### EXERCISE DIRECTIONS
Read the records and write them out again exactly.

+++

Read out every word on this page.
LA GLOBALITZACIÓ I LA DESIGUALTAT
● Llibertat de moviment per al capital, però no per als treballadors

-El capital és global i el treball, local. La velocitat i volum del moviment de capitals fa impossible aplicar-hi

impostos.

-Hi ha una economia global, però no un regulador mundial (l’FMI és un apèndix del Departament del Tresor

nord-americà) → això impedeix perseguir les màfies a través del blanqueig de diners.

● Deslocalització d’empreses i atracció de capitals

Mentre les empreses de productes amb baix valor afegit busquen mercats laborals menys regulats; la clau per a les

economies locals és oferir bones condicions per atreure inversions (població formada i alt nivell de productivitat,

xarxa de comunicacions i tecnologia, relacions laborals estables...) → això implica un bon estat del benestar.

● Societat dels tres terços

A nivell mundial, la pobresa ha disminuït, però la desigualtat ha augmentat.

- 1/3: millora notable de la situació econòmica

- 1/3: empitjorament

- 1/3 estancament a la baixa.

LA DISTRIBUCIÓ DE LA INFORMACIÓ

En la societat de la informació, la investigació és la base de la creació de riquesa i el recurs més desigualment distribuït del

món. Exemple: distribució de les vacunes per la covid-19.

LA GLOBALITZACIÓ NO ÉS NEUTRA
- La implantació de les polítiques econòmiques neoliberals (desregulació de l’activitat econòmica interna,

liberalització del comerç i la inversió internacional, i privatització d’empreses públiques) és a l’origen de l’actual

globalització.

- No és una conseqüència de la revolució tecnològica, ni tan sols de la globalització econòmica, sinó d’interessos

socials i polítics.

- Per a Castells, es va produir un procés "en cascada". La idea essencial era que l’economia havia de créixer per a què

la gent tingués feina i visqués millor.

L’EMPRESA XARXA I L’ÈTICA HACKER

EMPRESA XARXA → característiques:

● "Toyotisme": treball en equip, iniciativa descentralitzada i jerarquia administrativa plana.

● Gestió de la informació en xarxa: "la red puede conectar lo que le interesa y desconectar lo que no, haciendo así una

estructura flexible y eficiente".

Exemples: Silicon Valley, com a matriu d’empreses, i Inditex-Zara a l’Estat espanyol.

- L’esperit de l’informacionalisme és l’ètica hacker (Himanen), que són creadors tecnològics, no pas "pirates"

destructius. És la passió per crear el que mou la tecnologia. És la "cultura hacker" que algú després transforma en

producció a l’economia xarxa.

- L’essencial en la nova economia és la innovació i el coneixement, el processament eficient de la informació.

+++

### THE OUTPUT
Read out every word on this page.
LA GLOBALITZACIÓ I LA DESIGUALTAT
● Llibertat de moviment per al capital, però no per als treballadors

-El capital és global i el treball, local. La velocitat i volum del moviment de capitals fa impossible aplicar-hi

impostos.

-Hi ha una economia global, però no un regulador mundial (l’FMI és un apèndix del Departament del Tresor

nord-americà) → això impedeix perseguir les màfies a través del blanqueig de diners.

● Deslocalització d’empreses i atracció de capitals

Mentre les empreses de productes amb baix valor afegit busquen mercats laborals menys regulats; la clau per a les

economies locals és oferir bones condicions per atreure inversions (població formada i alt nivell de productivitat,

xarxa de comunicacions i tecnologia, relacions laborals estables...) → això implica un bon estat del benestar.

● Societat dels tres terços

A nivell mundial, la pobresa ha disminuït, però la desigualtat ha augmentat.

- 1/3: millora notable de la situació econòmica

- 1/3: empitjorament

- 1/3 estancament a la baixa.

LA DISTRIBUCIÓ DE LA INFORMACIÓ

En la societat de la informació, la investigació és la base de la creació de riquesa i el recurs més desigualment distribuït del

món. Exemple: distribució de les vacunes per la covid-19.

LA GLOBALITZACIÓ NO ÉS NEUTRA
- La implantació de les polítiques econòmiques neoliberals (desregulació de l’activitat econòmica interna,

liberalització del comerç i la inversió internacional, i privatització d’empreses públiques) és a l’origen de l’actual

globalització.

- No és una conseqüència de la revolució tecnològica, ni tan sols de la globalització econòmica, sinó d’interessos

socials i polítics.

- Per a Castells, es va produir un procés "en cascada". La idea essencial era que l’economia havia de créixer per a què

la gent tingués feina i visqués millor.

L’EMPRESA XARXA I L’ÈTICA HACKER

EMPRESA XARXA → característiques:

● "Toyotisme": treball en equip, iniciativa descentralitzada i jerarquia administrativa plana.

● Gestió de la informació en xarxa: "la red puede conectar lo que le interesa y desconectar lo que no, haciendo así una

estructura flexible y eficiente".

Exemples: Silicon Valley, com a matriu d’empreses, i Inditex-Zara a l’Estat espanyol.

- L’esperit de l’informacionalisme és l’ètica hacker (Himanen), que són creadors tecnològics, no pas "pirates"

destructius. És la passió per crear el que mou la tecnologia. És la "cultura hacker" que algú després transforma en

producció a l’economia xarxa.

- L’essencial en la nova economia és la innovació i el coneixement, el processament eficient de la informació.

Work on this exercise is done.